▶ **DATA FOR THE TASK**:
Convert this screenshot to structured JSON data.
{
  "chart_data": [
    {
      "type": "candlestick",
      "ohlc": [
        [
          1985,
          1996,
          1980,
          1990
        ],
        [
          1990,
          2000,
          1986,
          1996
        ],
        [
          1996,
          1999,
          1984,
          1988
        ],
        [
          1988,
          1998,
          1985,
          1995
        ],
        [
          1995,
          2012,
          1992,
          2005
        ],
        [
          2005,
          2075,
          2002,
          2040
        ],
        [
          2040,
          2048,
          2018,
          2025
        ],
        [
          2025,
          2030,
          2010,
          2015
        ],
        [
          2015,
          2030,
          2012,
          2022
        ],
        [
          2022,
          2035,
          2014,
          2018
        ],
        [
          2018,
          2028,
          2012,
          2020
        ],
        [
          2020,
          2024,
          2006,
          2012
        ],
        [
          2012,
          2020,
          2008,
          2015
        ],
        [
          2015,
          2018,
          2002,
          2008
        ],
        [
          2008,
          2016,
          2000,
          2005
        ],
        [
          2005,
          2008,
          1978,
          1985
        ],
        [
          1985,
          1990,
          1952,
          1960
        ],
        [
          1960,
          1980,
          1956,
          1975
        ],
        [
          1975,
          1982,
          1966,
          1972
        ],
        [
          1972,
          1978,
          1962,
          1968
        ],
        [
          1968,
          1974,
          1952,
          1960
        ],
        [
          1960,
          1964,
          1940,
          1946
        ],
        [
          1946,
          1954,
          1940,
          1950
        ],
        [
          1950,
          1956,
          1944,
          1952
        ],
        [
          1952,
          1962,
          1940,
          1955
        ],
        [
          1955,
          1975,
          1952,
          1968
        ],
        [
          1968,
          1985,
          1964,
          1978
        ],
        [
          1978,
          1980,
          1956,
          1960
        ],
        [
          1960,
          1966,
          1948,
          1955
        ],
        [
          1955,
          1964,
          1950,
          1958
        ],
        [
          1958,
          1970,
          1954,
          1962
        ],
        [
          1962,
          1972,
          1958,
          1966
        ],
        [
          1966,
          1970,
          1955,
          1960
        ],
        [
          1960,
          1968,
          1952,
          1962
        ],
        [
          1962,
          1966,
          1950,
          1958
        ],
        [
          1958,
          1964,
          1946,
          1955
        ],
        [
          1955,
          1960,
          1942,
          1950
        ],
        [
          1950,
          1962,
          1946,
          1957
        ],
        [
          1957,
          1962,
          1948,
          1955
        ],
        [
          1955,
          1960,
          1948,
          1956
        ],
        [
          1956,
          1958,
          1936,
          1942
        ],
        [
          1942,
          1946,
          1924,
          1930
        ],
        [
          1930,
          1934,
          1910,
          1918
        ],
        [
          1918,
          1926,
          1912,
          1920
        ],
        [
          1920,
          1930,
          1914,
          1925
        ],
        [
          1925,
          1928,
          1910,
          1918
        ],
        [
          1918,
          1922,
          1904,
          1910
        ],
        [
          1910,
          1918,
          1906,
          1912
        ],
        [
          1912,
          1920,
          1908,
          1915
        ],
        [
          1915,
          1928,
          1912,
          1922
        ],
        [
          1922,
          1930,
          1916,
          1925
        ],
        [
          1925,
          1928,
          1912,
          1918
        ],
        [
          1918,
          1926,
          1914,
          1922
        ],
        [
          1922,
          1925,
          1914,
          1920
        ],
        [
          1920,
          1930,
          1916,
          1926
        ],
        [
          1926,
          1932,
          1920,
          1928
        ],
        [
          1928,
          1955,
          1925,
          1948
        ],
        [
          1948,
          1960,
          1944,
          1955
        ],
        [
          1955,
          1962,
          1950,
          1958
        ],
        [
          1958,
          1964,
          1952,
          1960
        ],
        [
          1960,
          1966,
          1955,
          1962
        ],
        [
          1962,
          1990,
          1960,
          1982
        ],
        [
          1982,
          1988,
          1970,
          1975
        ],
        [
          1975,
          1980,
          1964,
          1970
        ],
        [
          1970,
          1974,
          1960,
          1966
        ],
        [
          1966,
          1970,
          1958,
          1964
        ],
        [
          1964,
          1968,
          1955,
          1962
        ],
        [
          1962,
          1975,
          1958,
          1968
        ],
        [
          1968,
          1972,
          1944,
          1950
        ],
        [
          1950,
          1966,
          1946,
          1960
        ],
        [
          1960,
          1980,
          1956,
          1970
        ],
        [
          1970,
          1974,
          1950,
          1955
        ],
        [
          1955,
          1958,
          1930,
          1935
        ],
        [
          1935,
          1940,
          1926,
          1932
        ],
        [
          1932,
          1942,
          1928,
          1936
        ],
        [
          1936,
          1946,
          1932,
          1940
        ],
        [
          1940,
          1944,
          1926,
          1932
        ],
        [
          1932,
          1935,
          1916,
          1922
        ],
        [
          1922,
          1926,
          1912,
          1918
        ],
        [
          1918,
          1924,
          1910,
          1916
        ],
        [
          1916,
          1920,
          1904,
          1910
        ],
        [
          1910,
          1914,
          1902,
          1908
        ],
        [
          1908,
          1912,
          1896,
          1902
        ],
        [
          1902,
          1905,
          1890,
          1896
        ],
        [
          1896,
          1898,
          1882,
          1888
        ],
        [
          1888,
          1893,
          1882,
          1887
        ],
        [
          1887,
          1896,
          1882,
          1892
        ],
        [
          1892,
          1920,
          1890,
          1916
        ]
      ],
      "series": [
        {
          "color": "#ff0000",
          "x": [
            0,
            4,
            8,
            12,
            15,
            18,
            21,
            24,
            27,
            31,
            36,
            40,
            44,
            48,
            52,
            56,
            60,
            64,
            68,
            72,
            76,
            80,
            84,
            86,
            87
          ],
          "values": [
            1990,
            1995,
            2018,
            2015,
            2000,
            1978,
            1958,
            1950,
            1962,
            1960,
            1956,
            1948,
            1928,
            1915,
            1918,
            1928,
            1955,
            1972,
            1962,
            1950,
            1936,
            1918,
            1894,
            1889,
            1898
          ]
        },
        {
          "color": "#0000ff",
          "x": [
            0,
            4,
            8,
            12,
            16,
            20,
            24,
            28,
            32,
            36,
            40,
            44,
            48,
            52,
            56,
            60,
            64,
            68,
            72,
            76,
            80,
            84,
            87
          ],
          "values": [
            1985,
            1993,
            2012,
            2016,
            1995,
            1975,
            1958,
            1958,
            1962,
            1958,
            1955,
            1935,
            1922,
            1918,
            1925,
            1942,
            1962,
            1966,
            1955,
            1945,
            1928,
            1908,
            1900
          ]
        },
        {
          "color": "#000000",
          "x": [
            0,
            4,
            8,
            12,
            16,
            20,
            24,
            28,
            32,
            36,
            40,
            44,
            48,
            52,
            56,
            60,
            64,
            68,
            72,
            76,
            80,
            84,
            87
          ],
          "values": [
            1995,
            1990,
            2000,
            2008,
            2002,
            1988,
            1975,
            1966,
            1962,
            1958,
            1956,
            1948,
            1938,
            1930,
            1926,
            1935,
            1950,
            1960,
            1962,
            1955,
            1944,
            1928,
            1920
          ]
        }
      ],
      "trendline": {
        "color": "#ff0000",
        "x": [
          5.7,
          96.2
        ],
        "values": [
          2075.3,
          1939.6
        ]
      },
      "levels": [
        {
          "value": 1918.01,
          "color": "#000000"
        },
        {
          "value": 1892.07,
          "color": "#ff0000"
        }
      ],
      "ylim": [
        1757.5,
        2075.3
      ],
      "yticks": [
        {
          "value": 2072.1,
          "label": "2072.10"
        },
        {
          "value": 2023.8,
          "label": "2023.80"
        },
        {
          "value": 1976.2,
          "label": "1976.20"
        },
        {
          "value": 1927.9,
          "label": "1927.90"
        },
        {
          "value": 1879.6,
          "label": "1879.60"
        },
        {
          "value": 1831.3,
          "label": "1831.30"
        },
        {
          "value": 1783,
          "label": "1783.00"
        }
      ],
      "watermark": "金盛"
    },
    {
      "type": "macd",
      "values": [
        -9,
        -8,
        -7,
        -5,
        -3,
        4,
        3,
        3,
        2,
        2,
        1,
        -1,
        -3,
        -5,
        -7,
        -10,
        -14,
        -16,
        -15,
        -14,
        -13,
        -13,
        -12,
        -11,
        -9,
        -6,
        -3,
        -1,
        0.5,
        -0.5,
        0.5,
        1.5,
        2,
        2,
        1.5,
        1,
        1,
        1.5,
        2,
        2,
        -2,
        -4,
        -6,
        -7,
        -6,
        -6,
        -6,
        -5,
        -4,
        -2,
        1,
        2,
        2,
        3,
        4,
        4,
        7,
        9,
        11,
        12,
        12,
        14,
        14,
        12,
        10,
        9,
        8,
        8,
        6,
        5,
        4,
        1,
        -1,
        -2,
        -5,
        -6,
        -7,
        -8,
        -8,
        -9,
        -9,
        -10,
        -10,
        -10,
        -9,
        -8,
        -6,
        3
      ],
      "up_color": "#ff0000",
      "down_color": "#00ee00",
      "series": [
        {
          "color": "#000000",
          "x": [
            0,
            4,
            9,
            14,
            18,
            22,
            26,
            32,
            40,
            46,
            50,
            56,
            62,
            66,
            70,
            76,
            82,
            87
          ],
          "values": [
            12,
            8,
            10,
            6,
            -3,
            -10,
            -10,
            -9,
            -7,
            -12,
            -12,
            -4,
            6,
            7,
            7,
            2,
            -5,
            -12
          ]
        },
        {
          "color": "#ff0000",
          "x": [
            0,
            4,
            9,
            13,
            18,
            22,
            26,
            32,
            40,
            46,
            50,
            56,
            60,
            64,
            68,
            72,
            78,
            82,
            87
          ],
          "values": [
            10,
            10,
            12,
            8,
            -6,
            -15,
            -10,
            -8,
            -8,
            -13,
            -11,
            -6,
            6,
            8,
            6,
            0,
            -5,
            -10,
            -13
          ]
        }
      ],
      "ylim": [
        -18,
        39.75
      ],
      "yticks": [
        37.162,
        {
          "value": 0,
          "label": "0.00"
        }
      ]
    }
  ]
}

▶ **SET TASK**: In the entries above, find each line with the word "label" and copy it.

▶ **COMPLETED EXERCISE**:
          "label": "2072.10"
          "label": "2023.80"
          "label": "1976.20"
          "label": "1927.90"
          "label": "1879.60"
          "label": "1831.30"
          "label": "1783.00"
          "label": "0.00"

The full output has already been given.